Exercise.
Output each entry below as it stands, leaving out every picture.

____

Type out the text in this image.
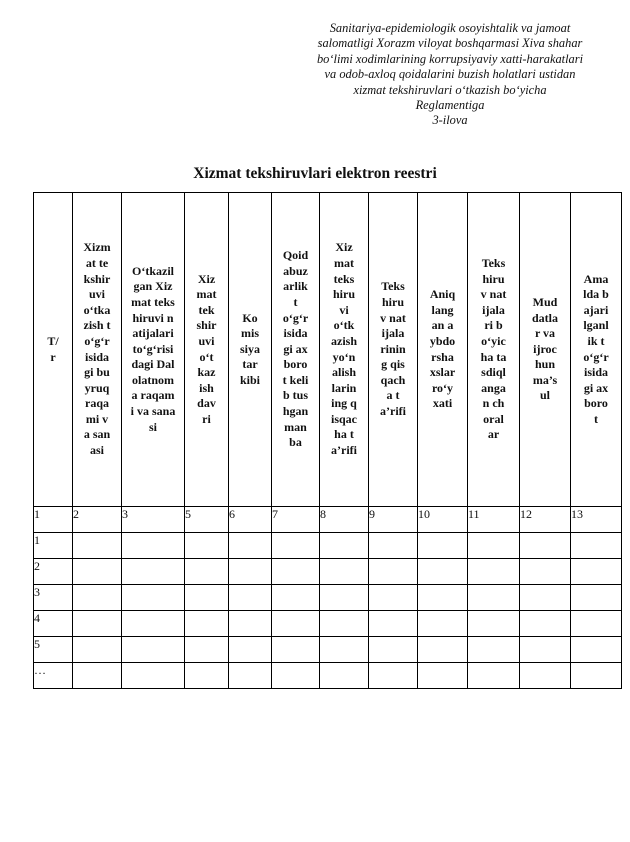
Sanitariya-epidemiologik osoyishtalik va jamoat
salomatligi Xorazm viloyat boshqarmasi Xiva shahar
bo‘limi xodimlarining korrupsiyaviy xatti-harakatlari
va odob-axloq qoidalarini buzish holatlari ustidan
xizmat tekshiruvlari o‘tkazish bo‘yicha
Reglamentiga
3-ilova
Xizmat tekshiruvlari elektron reestri
T/r	Xizmat tekshiruvi o‘tkazish to‘g‘risidagi buyruq raqami va sanasi	O‘tkazilgan Xizmat tekshiruvi natijalari to‘g‘risidagi Dalolatnoma raqami va sanasi	Xizmat tekshiruvi o‘tkazish davri	Komissiya tarkibi	Qoidabuzarlik to‘g‘risidagi axborot kelib tushgan manba	Xizmat tekshiruvi o‘tkazish yo‘nalishlarining qisqacha ta’rifi	Tekshiruv natijalarining qisqacha ta’rifi	Aniqlangan aybdorshaxslar ro‘yxati	Tekshiruv natijalari bo‘yicha tasdiqlangan choralar	Muddatlar va ijrochunma’sul	Amalda bajarilganlik to‘g‘risidagi axborot
1	2	3	5	6	7	8	9	10	11	12	13
1											
2											
3											
4											
5											
…											
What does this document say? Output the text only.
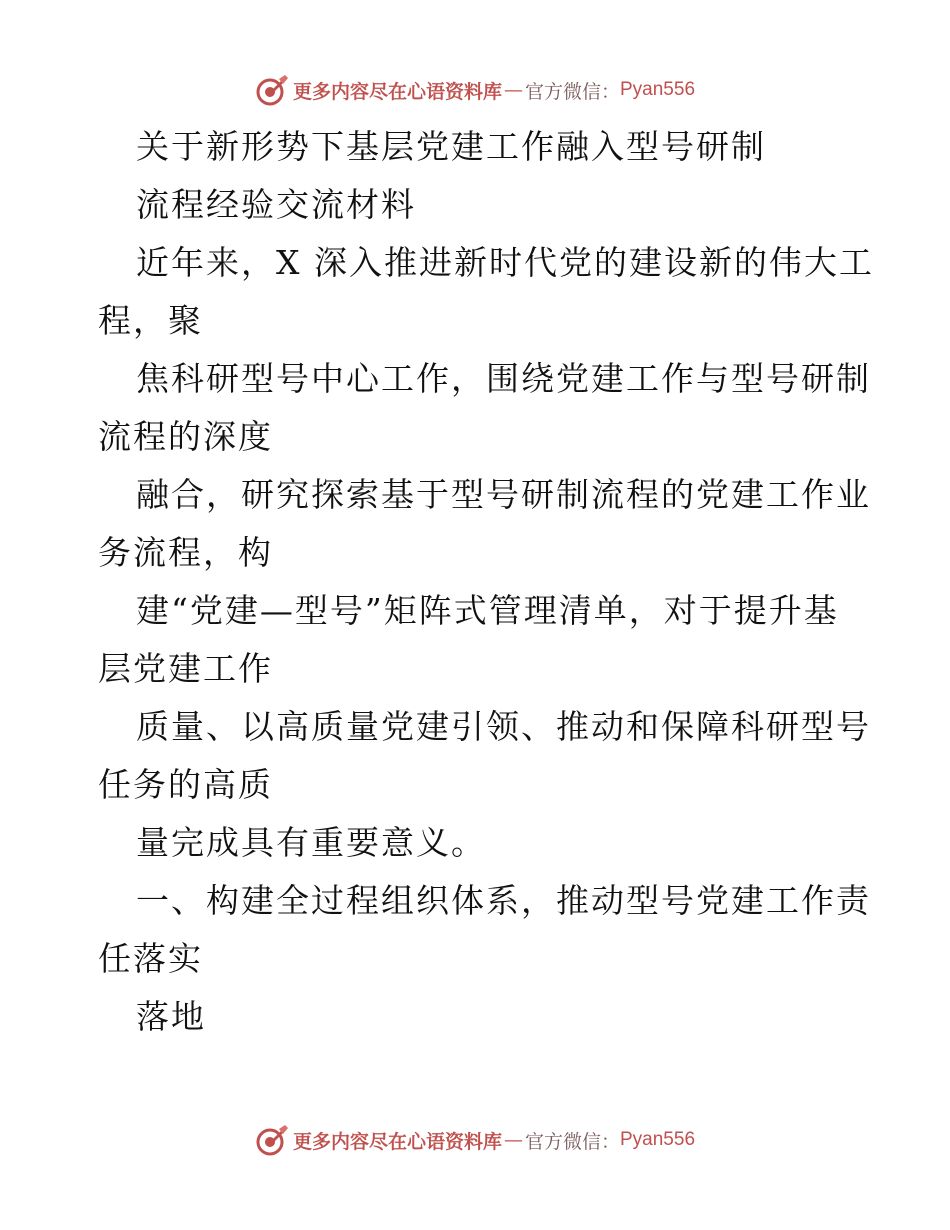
更多内容尽在心语资料库 — 官方微信： Pyan556
关于新形势下基层党建工作融入型号研制
流程经验交流材料
近年来，X 深入推进新时代党的建设新的伟大工
程，聚
焦科研型号中心工作，围绕党建工作与型号研制
流程的深度
融合，研究探索基于型号研制流程的党建工作业
务流程，构
建“党建—型号”矩阵式管理清单，对于提升基
层党建工作
质量、以高质量党建引领、推动和保障科研型号
任务的高质
量完成具有重要意义。
一、构建全过程组织体系，推动型号党建工作责
任落实
落地
更多内容尽在心语资料库 — 官方微信： Pyan556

____

Final answer.
Type out the text in this image.
Sanitariya-epidemiologik osoyishtalik va jamoat
salomatligi Xorazm viloyat boshqarmasi Xiva shahar
bo‘limi xodimlarining korrupsiyaviy xatti-harakatlari
va odob-axloq qoidalarini buzish holatlari ustidan
xizmat tekshiruvlari o‘tkazish bo‘yicha
Reglamentiga
3-ilova
Xizmat tekshiruvlari elektron reestri
T/r	Xizmat tekshiruvi o‘tkazish to‘g‘risidagi buyruq raqami va sanasi	O‘tkazilgan Xizmat tekshiruvi natijalari to‘g‘risidagi Dalolatnoma raqami va sanasi	Xizmat tekshiruvi o‘tkazish davri	Komissiya tarkibi	Qoidabuzarlik to‘g‘risidagi axborot kelib tushgan manba	Xizmat tekshiruvi o‘tkazish yo‘nalishlarining qisqacha ta’rifi	Tekshiruv natijalarining qisqacha ta’rifi	Aniqlangan aybdorshaxslar ro‘yxati	Tekshiruv natijalari bo‘yicha tasdiqlangan choralar	Muddatlar va ijrochunma’sul	Amalda bajarilganlik to‘g‘risidagi axborot
1	2	3	5	6	7	8	9	10	11	12	13
1											
2											
3											
4											
5											
…											
What does this document say? Output the text only.
更多内容尽在心语资料库 — 官方微信： Pyan556
关于新形势下基层党建工作融入型号研制
流程经验交流材料
近年来，X 深入推进新时代党的建设新的伟大工
程，聚
焦科研型号中心工作，围绕党建工作与型号研制
流程的深度
融合，研究探索基于型号研制流程的党建工作业
务流程，构
建“党建—型号”矩阵式管理清单，对于提升基
层党建工作
质量、以高质量党建引领、推动和保障科研型号
任务的高质
量完成具有重要意义。
一、构建全过程组织体系，推动型号党建工作责
任落实
落地
更多内容尽在心语资料库 — 官方微信： Pyan556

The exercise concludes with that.